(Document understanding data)
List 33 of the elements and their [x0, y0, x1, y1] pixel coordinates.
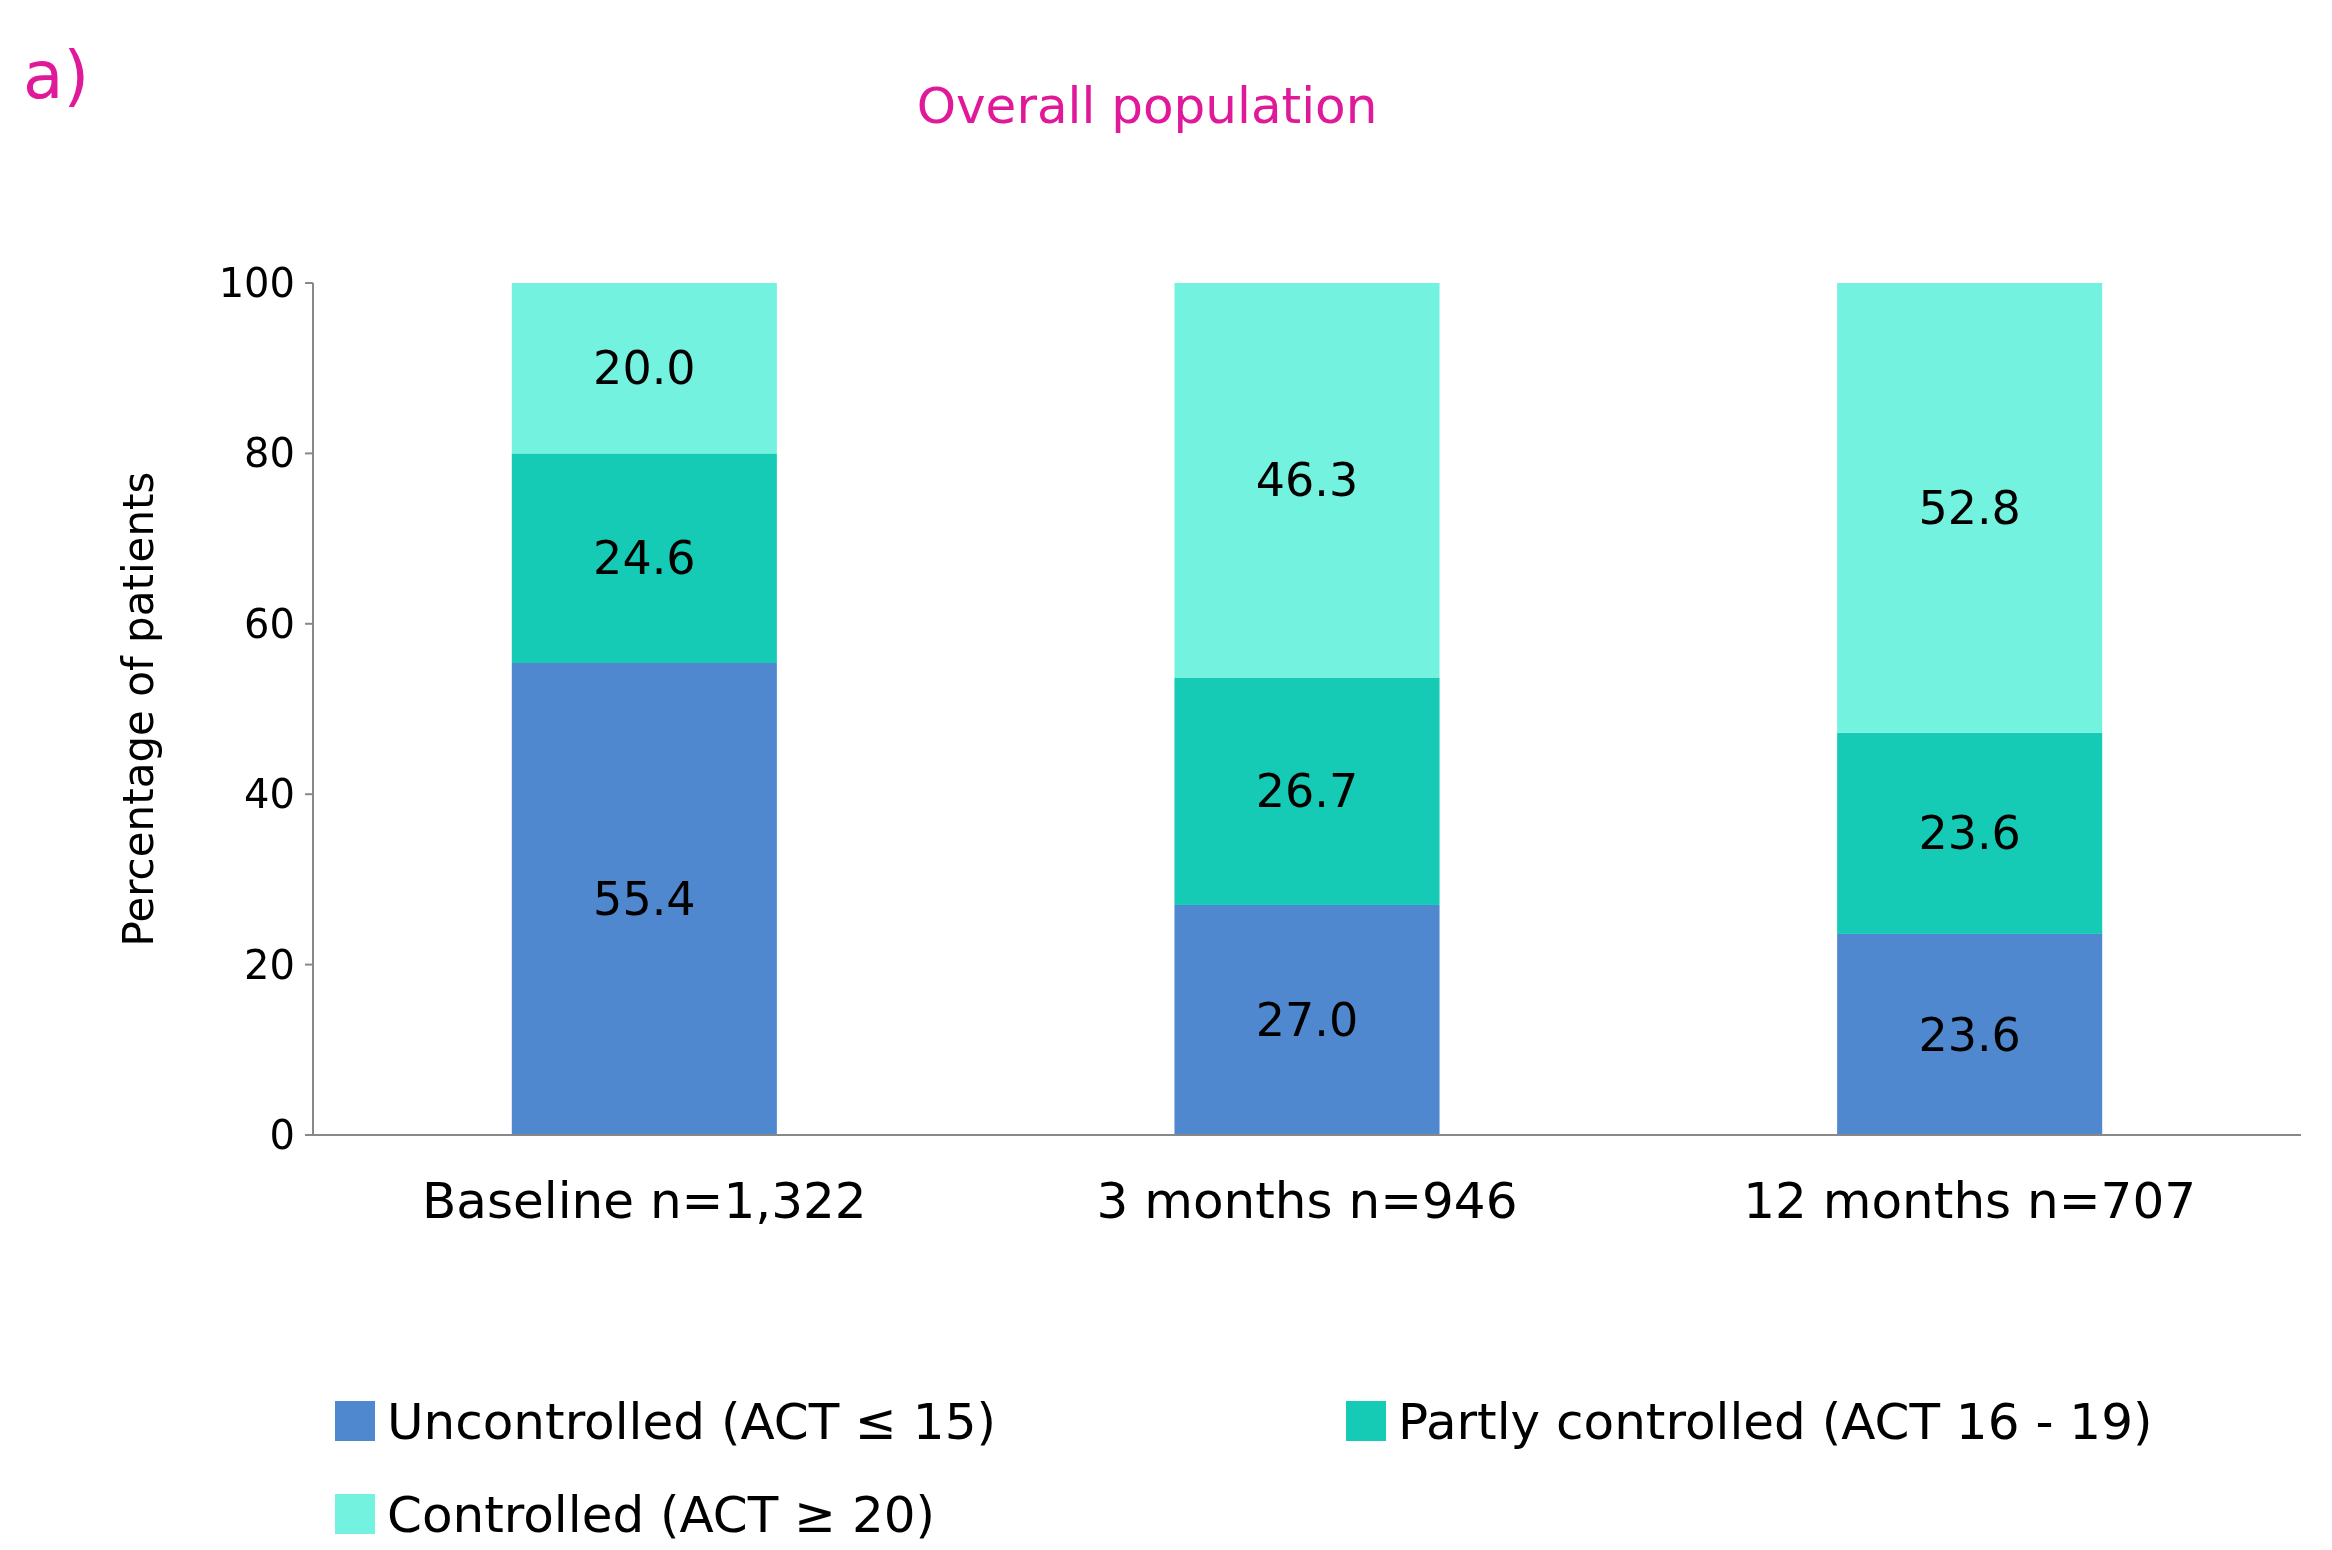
legend-label: Uncontrolled (ACT ≤ 15) — [387, 1392, 996, 1451]
data-label: 23.6 — [1918, 806, 2021, 861]
bar — [511, 283, 777, 454]
x-tick-label: 3 months n=946 — [1096, 1172, 1518, 1230]
text: a) — [23, 37, 90, 114]
data-label: 24.6 — [593, 531, 696, 586]
bar — [1174, 677, 1440, 905]
x-tick-label: 12 months n=707 — [1743, 1172, 2197, 1230]
bar — [511, 662, 777, 1135]
data-label: 55.4 — [593, 872, 696, 927]
y-tick-label: 40 — [244, 771, 295, 818]
data-label: 52.8 — [1918, 481, 2021, 536]
y-axis-title: Percentage of patients — [114, 471, 163, 947]
x-tick-label: Baseline n=1,322 — [422, 1172, 867, 1230]
y-tick-label: 20 — [244, 941, 295, 988]
data-label: 46.3 — [1255, 453, 1359, 508]
chart-title: Overall population — [916, 77, 1378, 135]
bar — [1837, 933, 2103, 1135]
bar — [1837, 283, 2103, 733]
bar — [1837, 732, 2103, 934]
legend-label: Partly controlled (ACT 16 - 19) — [1398, 1392, 2153, 1451]
data-label: 23.6 — [1918, 1007, 2021, 1062]
bar — [1174, 904, 1440, 1135]
data-label: 26.7 — [1255, 764, 1359, 819]
bar — [1174, 283, 1440, 678]
legend-label: Controlled (ACT ≥ 20) — [387, 1485, 936, 1544]
y-tick-label: 80 — [244, 430, 295, 477]
y-tick-label: 60 — [244, 600, 295, 647]
y-tick-label: 100 — [218, 260, 295, 306]
data-label: 20.0 — [593, 341, 696, 396]
data-label: 27.0 — [1255, 993, 1359, 1048]
y-tick-label: 0 — [269, 1112, 295, 1158]
bar — [511, 453, 777, 663]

** YOUR OBJECTIVE **
With "title" as the string to match, show every line of the entries above that has it.

** SOLUTION **
y-axis-title: Percentage of patients — [114, 471, 163, 947]
chart-title: Overall population — [916, 77, 1378, 135]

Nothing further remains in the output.